» GIVEN TASK: Copy every line of the records below that holds the word "folgende".
::: TASK DATA
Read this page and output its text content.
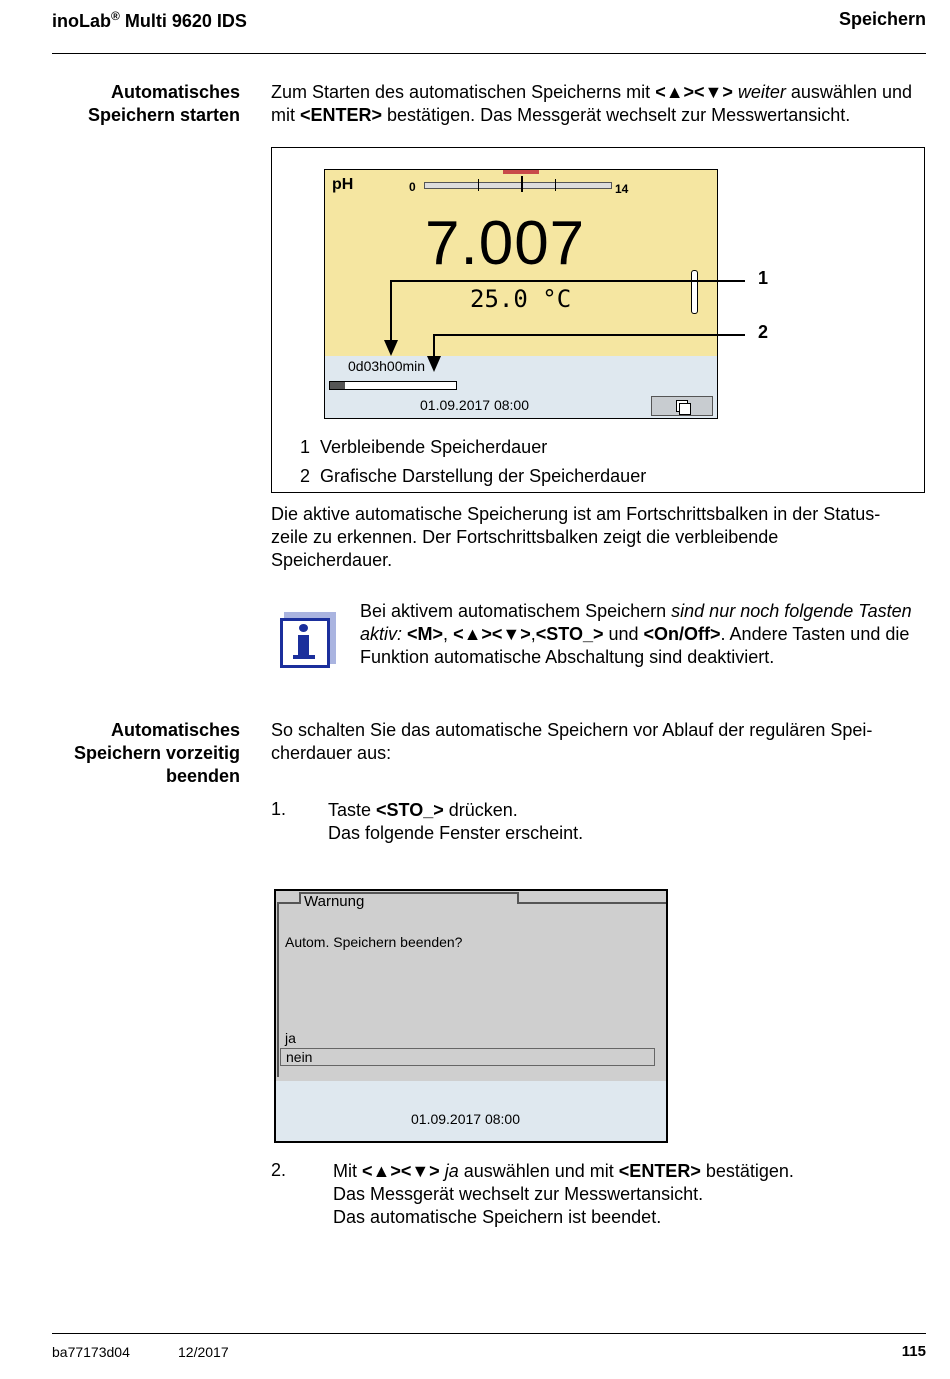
inoLab® Multi 9620 IDS	Speichern
Automatisches
Speichern starten
Zum Starten des automatischen Speicherns mit <▲><▼> weiter auswählen und mit <ENTER> bestätigen. Das Messgerät wechselt zur Messwertansicht.
pH	0	14
7.007
25.0 °C
0d03h00min
01.09.2017 08:00
1
2
1 Verbleibende Speicherdauer
2 Grafische Darstellung der Speicherdauer
Die aktive automatische Speicherung ist am Fortschrittsbalken in der Status-
zeile zu erkennen. Der Fortschrittsbalken zeigt die verbleibende
Speicherdauer.
Bei aktivem automatischem Speichern sind nur noch folgende Tasten aktiv: <M>, <▲><▼>,<STO_> und <On/Off>. Andere Tasten und die Funktion automatische Abschaltung sind deaktiviert.
Automatisches
Speichern vorzeitig
beenden
So schalten Sie das automatische Speichern vor Ablauf der regulären Spei-
cherdauer aus:
1. Taste <STO_> drücken.
Das folgende Fenster erscheint.
Warnung
Autom. Speichern beenden?
ja
nein
01.09.2017 08:00
2.	Mit <▲><▼> ja auswählen und mit <ENTER> bestätigen.
Das Messgerät wechselt zur Messwertansicht.
Das automatische Speichern ist beendet.
ba77173d04	12/2017	115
::::::
» COMPLETE ANSWER:
Bei aktivem automatischem Speichern sind nur noch folgende Tasten aktiv: <M>, <▲><▼>,<STO_> und <On/Off>. Andere Tasten und die Funktion automatische Abschaltung sind deaktiviert.
Das folgende Fenster erscheint.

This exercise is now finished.